■ DATASET ROWS:
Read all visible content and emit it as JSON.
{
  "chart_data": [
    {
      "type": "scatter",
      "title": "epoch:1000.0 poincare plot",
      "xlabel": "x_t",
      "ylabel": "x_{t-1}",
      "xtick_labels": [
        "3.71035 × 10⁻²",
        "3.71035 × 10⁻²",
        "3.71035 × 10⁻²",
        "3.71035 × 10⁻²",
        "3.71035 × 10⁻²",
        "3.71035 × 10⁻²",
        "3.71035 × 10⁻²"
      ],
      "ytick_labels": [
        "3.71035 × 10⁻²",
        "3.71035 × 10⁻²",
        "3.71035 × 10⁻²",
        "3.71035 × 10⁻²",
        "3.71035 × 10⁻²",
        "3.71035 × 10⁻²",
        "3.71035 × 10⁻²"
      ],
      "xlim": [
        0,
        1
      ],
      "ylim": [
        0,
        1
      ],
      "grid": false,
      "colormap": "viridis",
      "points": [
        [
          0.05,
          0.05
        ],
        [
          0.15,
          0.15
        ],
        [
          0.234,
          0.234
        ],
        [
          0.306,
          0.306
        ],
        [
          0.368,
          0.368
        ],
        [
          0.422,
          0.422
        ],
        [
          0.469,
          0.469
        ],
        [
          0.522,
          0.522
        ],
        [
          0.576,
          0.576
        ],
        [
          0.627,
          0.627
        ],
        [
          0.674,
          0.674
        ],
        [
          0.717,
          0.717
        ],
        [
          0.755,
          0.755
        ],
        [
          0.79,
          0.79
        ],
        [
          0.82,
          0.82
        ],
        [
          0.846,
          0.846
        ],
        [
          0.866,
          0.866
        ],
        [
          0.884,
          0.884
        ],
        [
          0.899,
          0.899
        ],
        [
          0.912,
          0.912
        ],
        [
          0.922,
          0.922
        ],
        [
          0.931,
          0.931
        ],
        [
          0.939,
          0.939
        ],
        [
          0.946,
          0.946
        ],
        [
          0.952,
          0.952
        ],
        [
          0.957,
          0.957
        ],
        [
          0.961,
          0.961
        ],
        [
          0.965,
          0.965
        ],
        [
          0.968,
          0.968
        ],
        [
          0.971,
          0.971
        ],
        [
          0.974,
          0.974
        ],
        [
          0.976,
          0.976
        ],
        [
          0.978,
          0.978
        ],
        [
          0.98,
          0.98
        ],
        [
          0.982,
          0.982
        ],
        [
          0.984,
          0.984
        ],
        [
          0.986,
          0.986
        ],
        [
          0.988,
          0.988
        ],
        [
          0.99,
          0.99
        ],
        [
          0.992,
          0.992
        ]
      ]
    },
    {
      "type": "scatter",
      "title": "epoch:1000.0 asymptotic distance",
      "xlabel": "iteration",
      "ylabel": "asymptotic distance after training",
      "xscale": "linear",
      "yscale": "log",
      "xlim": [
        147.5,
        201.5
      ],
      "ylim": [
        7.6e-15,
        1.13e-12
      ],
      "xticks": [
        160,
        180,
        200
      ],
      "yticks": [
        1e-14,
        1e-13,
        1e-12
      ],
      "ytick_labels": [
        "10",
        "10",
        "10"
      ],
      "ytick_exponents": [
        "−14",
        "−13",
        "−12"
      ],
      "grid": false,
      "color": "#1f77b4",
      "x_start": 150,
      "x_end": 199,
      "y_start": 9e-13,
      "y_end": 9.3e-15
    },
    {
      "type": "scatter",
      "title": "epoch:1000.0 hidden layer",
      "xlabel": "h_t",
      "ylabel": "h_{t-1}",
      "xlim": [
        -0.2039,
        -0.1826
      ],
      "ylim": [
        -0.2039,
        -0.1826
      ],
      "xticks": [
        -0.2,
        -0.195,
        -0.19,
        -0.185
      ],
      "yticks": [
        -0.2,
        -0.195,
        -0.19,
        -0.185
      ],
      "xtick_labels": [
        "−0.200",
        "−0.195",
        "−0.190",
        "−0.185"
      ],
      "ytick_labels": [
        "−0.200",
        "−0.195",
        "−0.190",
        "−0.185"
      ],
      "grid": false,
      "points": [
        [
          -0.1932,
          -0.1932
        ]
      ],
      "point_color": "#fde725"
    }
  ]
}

■ TASK REQUIREMENTS:
Quote the data in full, keeping each word unchanged.

■ SOLUTION BELOW:
Read all visible content and emit it as JSON.
{
  "chart_data": [
    {
      "type": "scatter",
      "title": "epoch:1000.0 poincare plot",
      "xlabel": "x_t",
      "ylabel": "x_{t-1}",
      "xtick_labels": [
        "3.71035 × 10⁻²",
        "3.71035 × 10⁻²",
        "3.71035 × 10⁻²",
        "3.71035 × 10⁻²",
        "3.71035 × 10⁻²",
        "3.71035 × 10⁻²",
        "3.71035 × 10⁻²"
      ],
      "ytick_labels": [
        "3.71035 × 10⁻²",
        "3.71035 × 10⁻²",
        "3.71035 × 10⁻²",
        "3.71035 × 10⁻²",
        "3.71035 × 10⁻²",
        "3.71035 × 10⁻²",
        "3.71035 × 10⁻²"
      ],
      "xlim": [
        0,
        1
      ],
      "ylim": [
        0,
        1
      ],
      "grid": false,
      "colormap": "viridis",
      "points": [
        [
          0.05,
          0.05
        ],
        [
          0.15,
          0.15
        ],
        [
          0.234,
          0.234
        ],
        [
          0.306,
          0.306
        ],
        [
          0.368,
          0.368
        ],
        [
          0.422,
          0.422
        ],
        [
          0.469,
          0.469
        ],
        [
          0.522,
          0.522
        ],
        [
          0.576,
          0.576
        ],
        [
          0.627,
          0.627
        ],
        [
          0.674,
          0.674
        ],
        [
          0.717,
          0.717
        ],
        [
          0.755,
          0.755
        ],
        [
          0.79,
          0.79
        ],
        [
          0.82,
          0.82
        ],
        [
          0.846,
          0.846
        ],
        [
          0.866,
          0.866
        ],
        [
          0.884,
          0.884
        ],
        [
          0.899,
          0.899
        ],
        [
          0.912,
          0.912
        ],
        [
          0.922,
          0.922
        ],
        [
          0.931,
          0.931
        ],
        [
          0.939,
          0.939
        ],
        [
          0.946,
          0.946
        ],
        [
          0.952,
          0.952
        ],
        [
          0.957,
          0.957
        ],
        [
          0.961,
          0.961
        ],
        [
          0.965,
          0.965
        ],
        [
          0.968,
          0.968
        ],
        [
          0.971,
          0.971
        ],
        [
          0.974,
          0.974
        ],
        [
          0.976,
          0.976
        ],
        [
          0.978,
          0.978
        ],
        [
          0.98,
          0.98
        ],
        [
          0.982,
          0.982
        ],
        [
          0.984,
          0.984
        ],
        [
          0.986,
          0.986
        ],
        [
          0.988,
          0.988
        ],
        [
          0.99,
          0.99
        ],
        [
          0.992,
          0.992
        ]
      ]
    },
    {
      "type": "scatter",
      "title": "epoch:1000.0 asymptotic distance",
      "xlabel": "iteration",
      "ylabel": "asymptotic distance after training",
      "xscale": "linear",
      "yscale": "log",
      "xlim": [
        147.5,
        201.5
      ],
      "ylim": [
        7.6e-15,
        1.13e-12
      ],
      "xticks": [
        160,
        180,
        200
      ],
      "yticks": [
        1e-14,
        1e-13,
        1e-12
      ],
      "ytick_labels": [
        "10",
        "10",
        "10"
      ],
      "ytick_exponents": [
        "−14",
        "−13",
        "−12"
      ],
      "grid": false,
      "color": "#1f77b4",
      "x_start": 150,
      "x_end": 199,
      "y_start": 9e-13,
      "y_end": 9.3e-15
    },
    {
      "type": "scatter",
      "title": "epoch:1000.0 hidden layer",
      "xlabel": "h_t",
      "ylabel": "h_{t-1}",
      "xlim": [
        -0.2039,
        -0.1826
      ],
      "ylim": [
        -0.2039,
        -0.1826
      ],
      "xticks": [
        -0.2,
        -0.195,
        -0.19,
        -0.185
      ],
      "yticks": [
        -0.2,
        -0.195,
        -0.19,
        -0.185
      ],
      "xtick_labels": [
        "−0.200",
        "−0.195",
        "−0.190",
        "−0.185"
      ],
      "ytick_labels": [
        "−0.200",
        "−0.195",
        "−0.190",
        "−0.185"
      ],
      "grid": false,
      "points": [
        [
          -0.1932,
          -0.1932
        ]
      ],
      "point_color": "#fde725"
    }
  ]
}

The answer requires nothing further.